» **Exercise objective**:
Of the lines in this material, how many contain "orientation"? Answer with a single number only.

[Dataset records]

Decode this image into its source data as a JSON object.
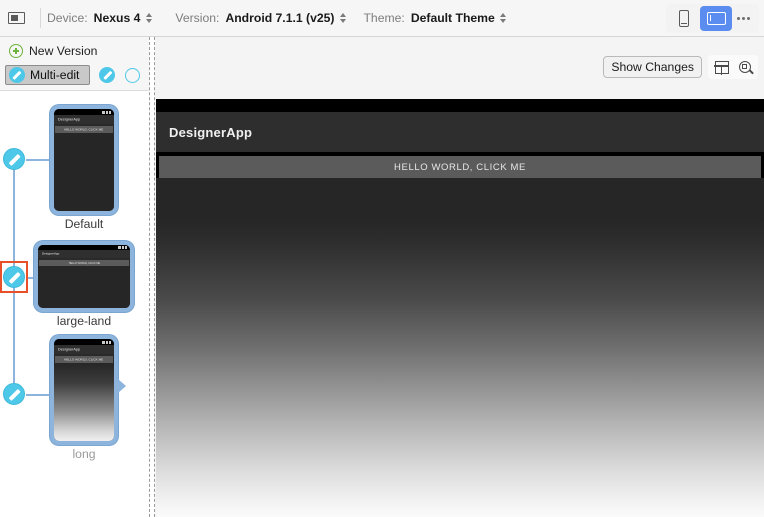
{
  "toolbar": {
    "display_icon": "display-icon",
    "device": {
      "label": "Device:",
      "value": "Nexus 4"
    },
    "version": {
      "label": "Version:",
      "value": "Android 7.1.1 (v25)"
    },
    "theme": {
      "label": "Theme:",
      "value": "Default Theme"
    },
    "orientation": {
      "portrait_icon": "phone-portrait-icon",
      "landscape_icon": "tablet-landscape-icon",
      "overflow_icon": "overflow-menu-icon",
      "selected": "landscape"
    }
  },
  "sidebar": {
    "new_version_label": "New Version",
    "new_version_icon": "plus-circle-icon",
    "multi_edit_label": "Multi-edit",
    "multi_edit_icon": "pencil-icon",
    "edit_icon": "pencil-icon",
    "empty_circle_icon": "circle-outline-icon",
    "versions": [
      {
        "label": "Default",
        "app_title": "DesignerApp",
        "button_label": "HELLO WORLD, CLICK ME",
        "orientation": "portrait",
        "selected": false,
        "gradient": false
      },
      {
        "label": "large-land",
        "app_title": "DesignerApp",
        "button_label": "HELLO WORLD, CLICK ME",
        "orientation": "landscape",
        "selected": true,
        "gradient": false
      },
      {
        "label": "long",
        "app_title": "DesignerApp",
        "button_label": "HELLO WORLD, CLICK ME",
        "orientation": "portrait",
        "selected": false,
        "gradient": true
      }
    ]
  },
  "preview": {
    "show_changes_label": "Show Changes",
    "split_icon": "split-layout-icon",
    "zoom_icon": "zoom-region-icon",
    "app_title": "DesignerApp",
    "button_label": "HELLO WORLD, CLICK ME"
  },
  "colors": {
    "accent_blue": "#5a8def",
    "node_cyan": "#4ec8e8",
    "edge_blue": "#8cb4dd",
    "selection_orange": "#e8502a",
    "plus_green": "#6cb33f"
  }
}
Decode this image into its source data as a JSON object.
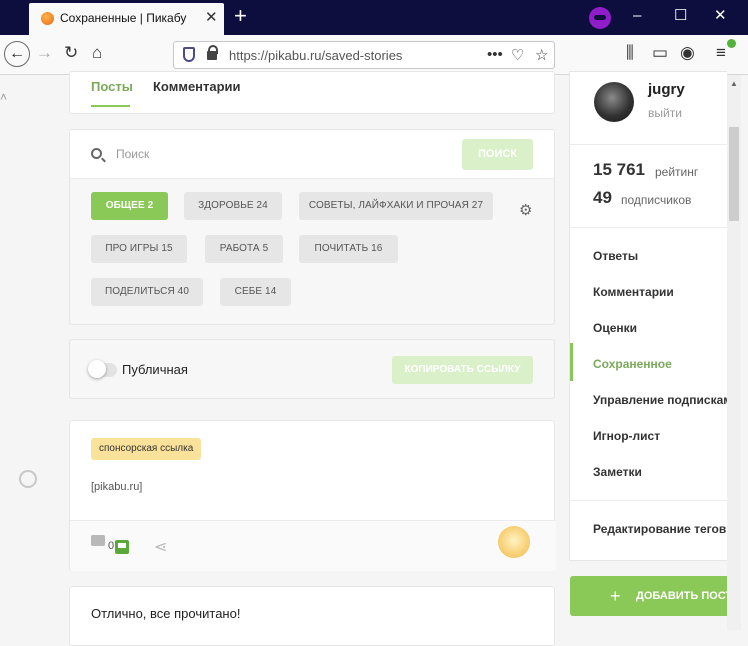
{
  "browser": {
    "tab_title": "Сохраненные | Пикабу",
    "tab_close": "✕",
    "new_tab": "+",
    "url": "https://pikabu.ru/saved-stories",
    "minimize": "–",
    "maximize": "☐",
    "close": "✕"
  },
  "profile_tabs": {
    "posts": "Посты",
    "comments": "Комментарии"
  },
  "search": {
    "placeholder": "Поиск",
    "button": "ПОИСК"
  },
  "filter_chips": [
    {
      "label": "ОБЩЕЕ 2",
      "active": true
    },
    {
      "label": "ЗДОРОВЬЕ 24",
      "active": false
    },
    {
      "label": "СОВЕТЫ, ЛАЙФХАКИ И ПРОЧАЯ 27",
      "active": false
    },
    {
      "label": "ПРО ИГРЫ 15",
      "active": false
    },
    {
      "label": "РАБОТА 5",
      "active": false
    },
    {
      "label": "ПОЧИТАТЬ 16",
      "active": false
    },
    {
      "label": "ПОДЕЛИТЬСЯ 40",
      "active": false
    },
    {
      "label": "СЕБЕ 14",
      "active": false
    }
  ],
  "public": {
    "label": "Публичная",
    "copy_button": "КОПИРОВАТЬ ССЫЛКУ",
    "enabled": false
  },
  "sponsor": {
    "badge": "спонсорская ссылка",
    "link": "[pikabu.ru]",
    "comment_count": "0"
  },
  "done_message": "Отлично, все прочитано!",
  "user": {
    "name": "jugry",
    "exit": "выйти",
    "rating_value": "15 761",
    "rating_label": "рейтинг",
    "subscribers_value": "49",
    "subscribers_label": "подписчиков"
  },
  "menu": [
    "Ответы",
    "Комментарии",
    "Оценки",
    "Сохраненное",
    "Управление подписками",
    "Игнор-лист",
    "Заметки",
    "Редактирование тегов"
  ],
  "add_post_button": "ДОБАВИТЬ ПОСТ",
  "colors": {
    "accent_green": "#8ac858",
    "titlebar": "#0d0d3e",
    "private_purple": "#8f1ec8",
    "sponsor_badge": "#fbe29a"
  }
}
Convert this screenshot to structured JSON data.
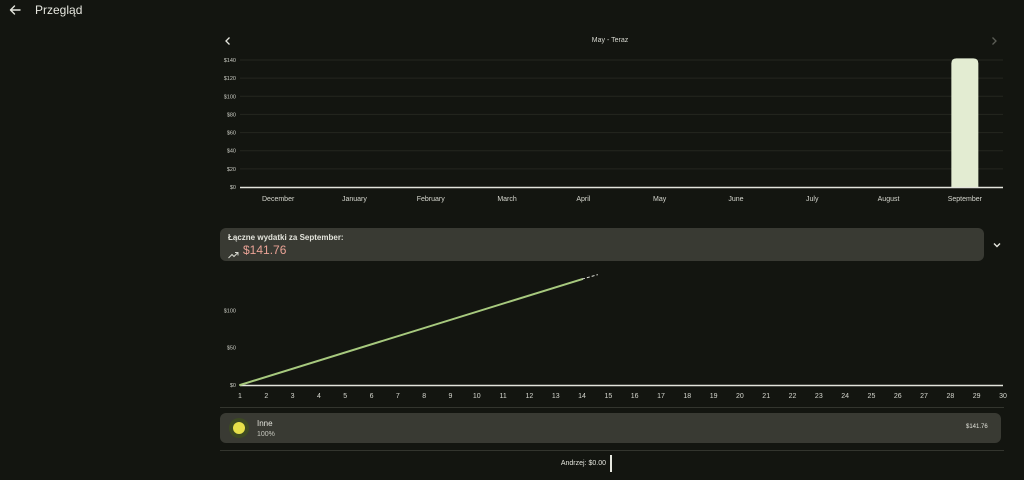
{
  "header": {
    "title": "Przegląd"
  },
  "range": {
    "label": "May - Teraz"
  },
  "monthly_chart": {
    "type": "bar",
    "categories": [
      "December",
      "January",
      "February",
      "March",
      "April",
      "May",
      "June",
      "July",
      "August",
      "September"
    ],
    "values": [
      0,
      0,
      0,
      0,
      0,
      0,
      0,
      0,
      0,
      141.76
    ],
    "yticks": [
      "$0",
      "$20",
      "$40",
      "$60",
      "$80",
      "$100",
      "$120",
      "$140"
    ],
    "ylim": [
      0,
      140
    ],
    "grid": true,
    "bar_color": "#e3ecd2"
  },
  "summary": {
    "label": "Łączne wydatki za September:",
    "value": "$141.76",
    "value_color": "#e9a295"
  },
  "daily_chart": {
    "type": "line",
    "x_labels": [
      "1",
      "2",
      "3",
      "4",
      "5",
      "6",
      "7",
      "8",
      "9",
      "10",
      "11",
      "12",
      "13",
      "14",
      "15",
      "16",
      "17",
      "18",
      "19",
      "20",
      "21",
      "22",
      "23",
      "24",
      "25",
      "26",
      "27",
      "28",
      "29",
      "30"
    ],
    "yticks": [
      "$0",
      "$50",
      "$100"
    ],
    "ylim": [
      0,
      150
    ],
    "xlim": [
      1,
      30
    ],
    "line_color": "#a7c97e",
    "series": [
      {
        "x": [
          1,
          14
        ],
        "y": [
          0,
          141.76
        ]
      }
    ],
    "projection": {
      "x": [
        14,
        14.6
      ],
      "y": [
        141.76,
        147.8
      ]
    }
  },
  "categories_list": [
    {
      "name": "Inne",
      "percent": "100%",
      "amount": "$141.76",
      "color": "#e6e04a"
    }
  ],
  "footer": {
    "user_total": "Andrzej: $0.00"
  }
}
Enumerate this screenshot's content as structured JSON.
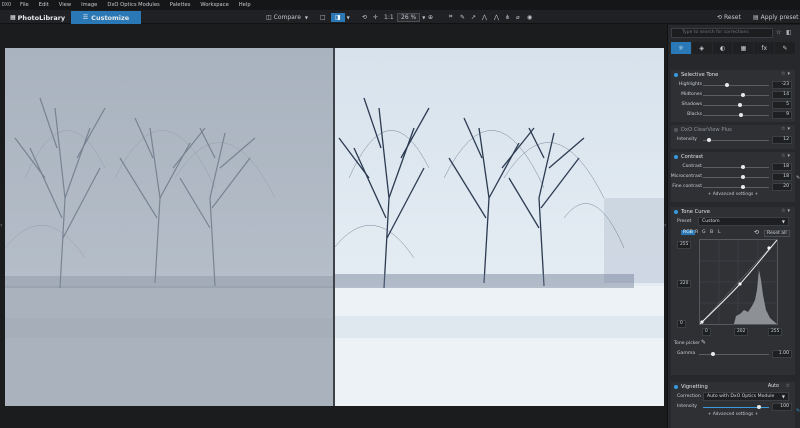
{
  "menubar": {
    "logo": "DXO",
    "items": [
      "File",
      "Edit",
      "View",
      "Image",
      "DxO Optics Modules",
      "Palettes",
      "Workspace",
      "Help"
    ]
  },
  "toolbar": {
    "photolibrary": "PhotoLibrary",
    "customize": "Customize",
    "compare": "Compare",
    "ratio": "1:1",
    "zoom": "26 %",
    "reset": "Reset",
    "apply_preset": "Apply preset"
  },
  "panel": {
    "search_placeholder": "Type to search for corrections",
    "tabs": [
      "☼",
      "◈",
      "◐",
      "▦",
      "fx",
      "✎"
    ],
    "selective_tone": {
      "title": "Selective Tone",
      "rows": [
        {
          "label": "Highlights",
          "value": "-23"
        },
        {
          "label": "Midtones",
          "value": "14"
        },
        {
          "label": "Shadows",
          "value": "5"
        },
        {
          "label": "Blacks",
          "value": "9"
        }
      ]
    },
    "clearview": {
      "title": "DxO ClearView Plus",
      "label": "Intensity",
      "value": "12"
    },
    "contrast": {
      "title": "Contrast",
      "rows": [
        {
          "label": "Contrast",
          "value": "18"
        },
        {
          "label": "Microcontrast",
          "value": "18"
        },
        {
          "label": "Fine contrast",
          "value": "20"
        }
      ],
      "advanced": "+ Advanced settings +"
    },
    "tone_curve": {
      "title": "Tone Curve",
      "preset_label": "Preset",
      "preset_value": "Custom",
      "channels": [
        "RGB",
        "R",
        "G",
        "B",
        "L"
      ],
      "reset_all": "Reset all",
      "y_top": "255",
      "y_mid": "220",
      "y_bottom": "0",
      "x_left": "0",
      "x_mid": "202",
      "x_right": "255",
      "tone_picker": "Tone picker",
      "gamma_label": "Gamma",
      "gamma_value": "1.00"
    },
    "vignetting": {
      "title": "Vignetting",
      "mode": "Auto",
      "correction_label": "Correction",
      "correction_value": "Auto with DxO Optics Module",
      "intensity_label": "Intensity",
      "intensity_value": "100",
      "advanced": "+ Advanced settings +"
    }
  }
}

» **The response**:
4